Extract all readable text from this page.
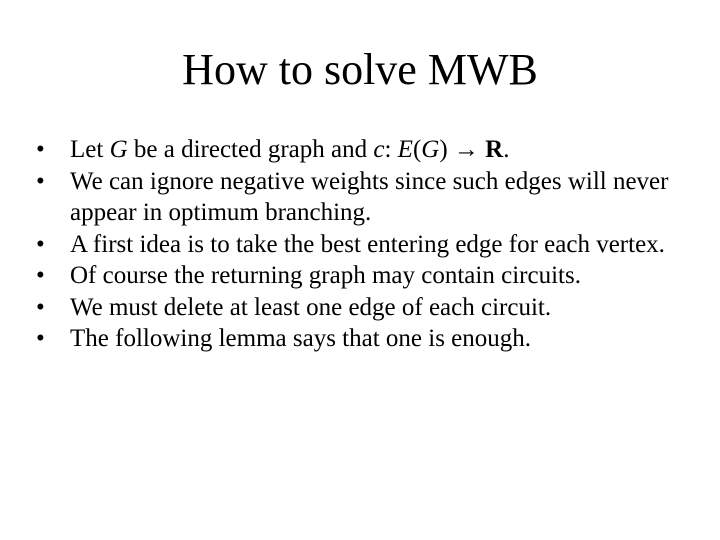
How to solve MWB
•	Let G be a directed graph and c: E(G) → R.
•	We can ignore negative weights since such edges will never appear in optimum branching.
•	A first idea is to take the best entering edge for each vertex.
•	Of course the returning graph may contain circuits.
•	We must delete at least one edge of each circuit.
•	The following lemma says that one is enough.
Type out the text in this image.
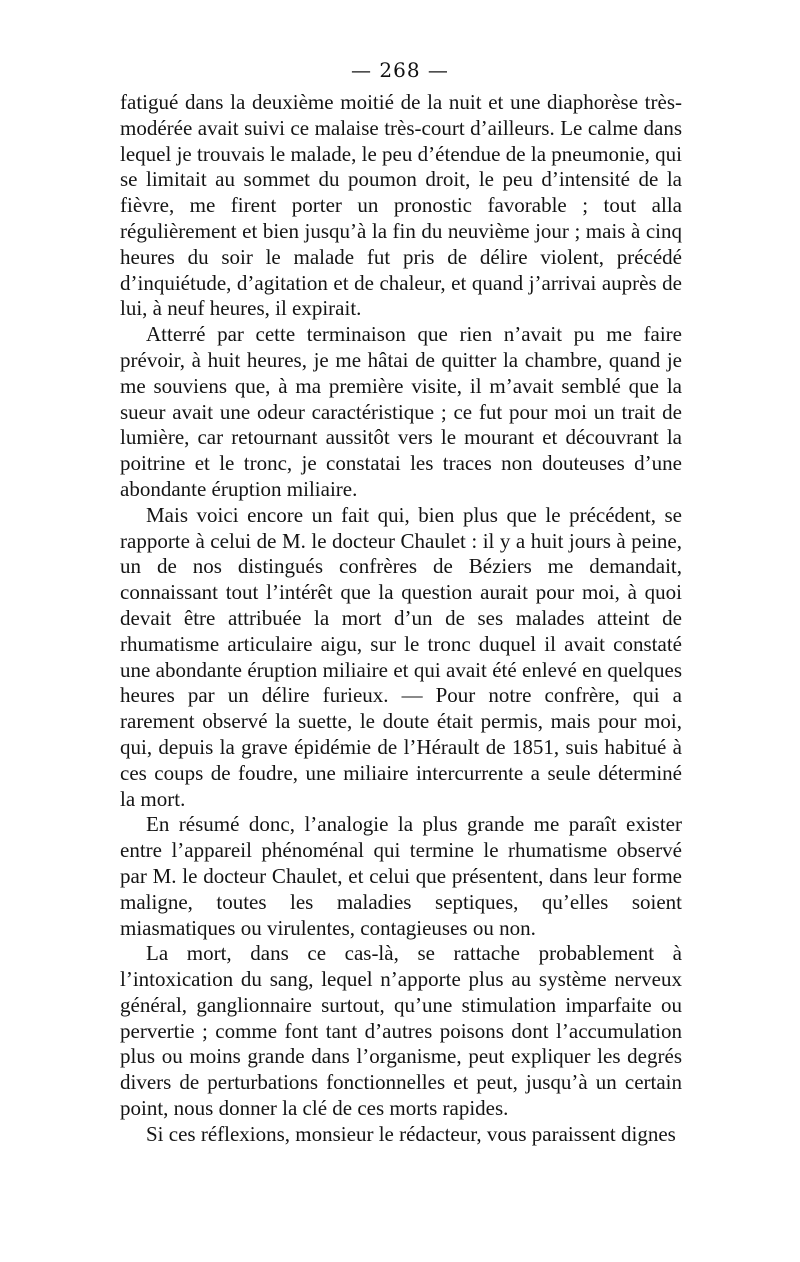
— 268 —

fatigué dans la deuxième moitié de la nuit et une diaphorèse très-modérée avait suivi ce malaise très-court d’ailleurs. Le calme dans lequel je trouvais le malade, le peu d’étendue de la pneumonie, qui se limitait au sommet du poumon droit, le peu d’intensité de la fièvre, me firent porter un pronostic favorable ; tout alla régulièrement et bien jusqu’à la fin du neuvième jour ; mais à cinq heures du soir le malade fut pris de délire violent, précédé d’inquiétude, d’agitation et de chaleur, et quand j’arrivai auprès de lui, à neuf heures, il expirait.

Atterré par cette terminaison que rien n’avait pu me faire prévoir, à huit heures, je me hâtai de quitter la chambre, quand je me souviens que, à ma première visite, il m’avait semblé que la sueur avait une odeur caractéristique ; ce fut pour moi un trait de lumière, car retournant aussitôt vers le mourant et découvrant la poitrine et le tronc, je constatai les traces non douteuses d’une abondante éruption miliaire.

Mais voici encore un fait qui, bien plus que le précédent, se rapporte à celui de M. le docteur Chaulet : il y a huit jours à peine, un de nos distingués confrères de Béziers me demandait, connaissant tout l’intérêt que la question aurait pour moi, à quoi devait être attribuée la mort d’un de ses malades atteint de rhumatisme articulaire aigu, sur le tronc duquel il avait constaté une abondante éruption miliaire et qui avait été enlevé en quelques heures par un délire furieux. — Pour notre confrère, qui a rarement observé la suette, le doute était permis, mais pour moi, qui, depuis la grave épidémie de l’Hérault de 1851, suis habitué à ces coups de foudre, une miliaire intercurrente a seule déterminé la mort.

En résumé donc, l’analogie la plus grande me paraît exister entre l’appareil phénoménal qui termine le rhumatisme observé par M. le docteur Chaulet, et celui que présentent, dans leur forme maligne, toutes les maladies septiques, qu’elles soient miasmatiques ou virulentes, contagieuses ou non.

La mort, dans ce cas-là, se rattache probablement à l’intoxication du sang, lequel n’apporte plus au système nerveux général, ganglionnaire surtout, qu’une stimulation imparfaite ou pervertie ; comme font tant d’autres poisons dont l’accumulation plus ou moins grande dans l’organisme, peut expliquer les degrés divers de perturbations fonctionnelles et peut, jusqu’à un certain point, nous donner la clé de ces morts rapides.

Si ces réflexions, monsieur le rédacteur, vous paraissent dignes
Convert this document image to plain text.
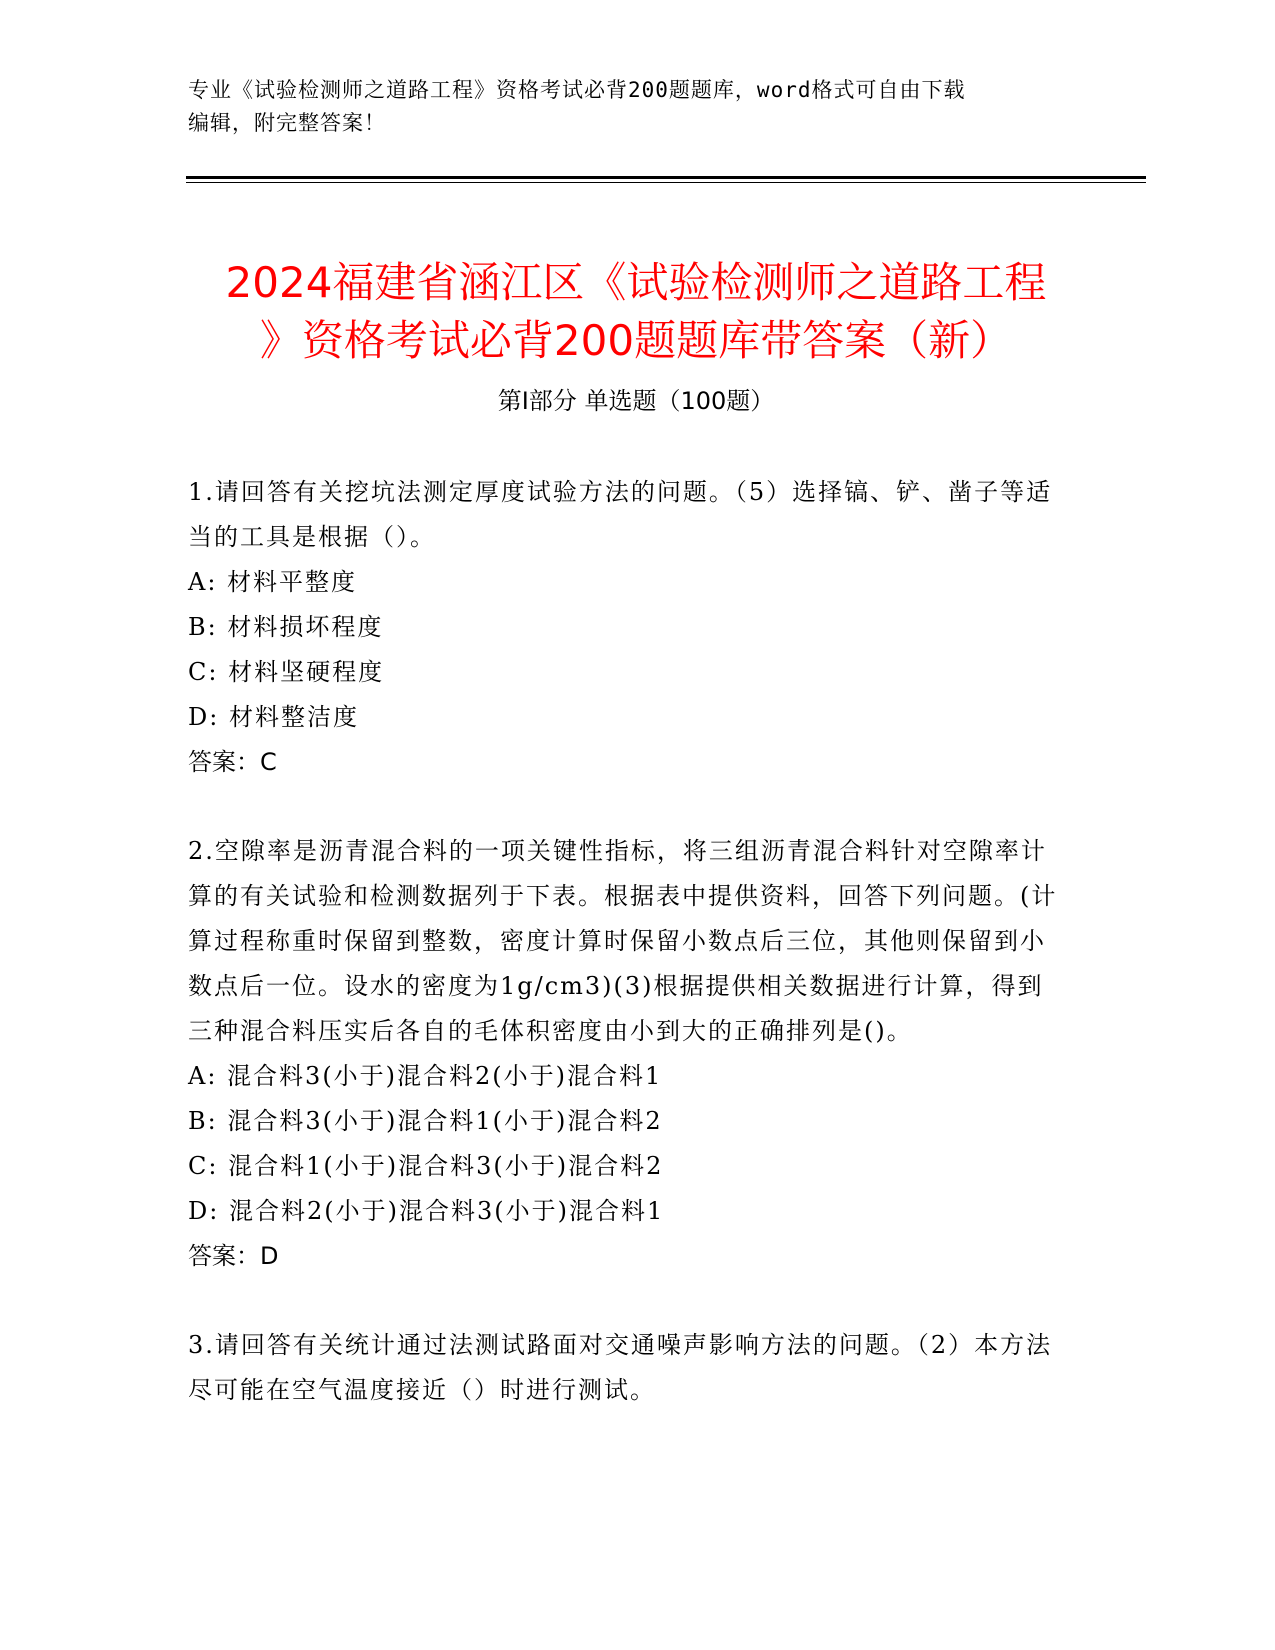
专业《试验检测师之道路工程》资格考试必背200题题库，word格式可自由下载
编辑，附完整答案！
2024福建省涵江区《试验检测师之道路工程
》资格考试必背200题题库带答案（新）
第Ⅰ部分 单选题（100题）

1.请回答有关挖坑法测定厚度试验方法的问题。（5）选择镐、铲、凿子等适当的工具是根据（）。

A: 材料平整度

B: 材料损坏程度

C: 材料坚硬程度

D: 材料整洁度

答案：C

2.空隙率是沥青混合料的一项关键性指标，将三组沥青混合料针对空隙率计算的有关试验和检测数据列于下表。根据表中提供资料，回答下列问题。(计算过程称重时保留到整数，密度计算时保留小数点后三位，其他则保留到小数点后一位。设水的密度为1g/cm3)(3)根据提供相关数据进行计算，得到三种混合料压实后各自的毛体积密度由小到大的正确排列是()。

A: 混合料3(小于)混合料2(小于)混合料1

B: 混合料3(小于)混合料1(小于)混合料2

C: 混合料1(小于)混合料3(小于)混合料2

D: 混合料2(小于)混合料3(小于)混合料1

答案：D

3.请回答有关统计通过法测试路面对交通噪声影响方法的问题。（2）本方法尽可能在空气温度接近（）时进行测试。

§ INSTRUCTION
Provide the count, and nothing else, of lines in the data above where the word "试验检测师之道路工程" occurs.

§ COMPLETED EXERCISE
2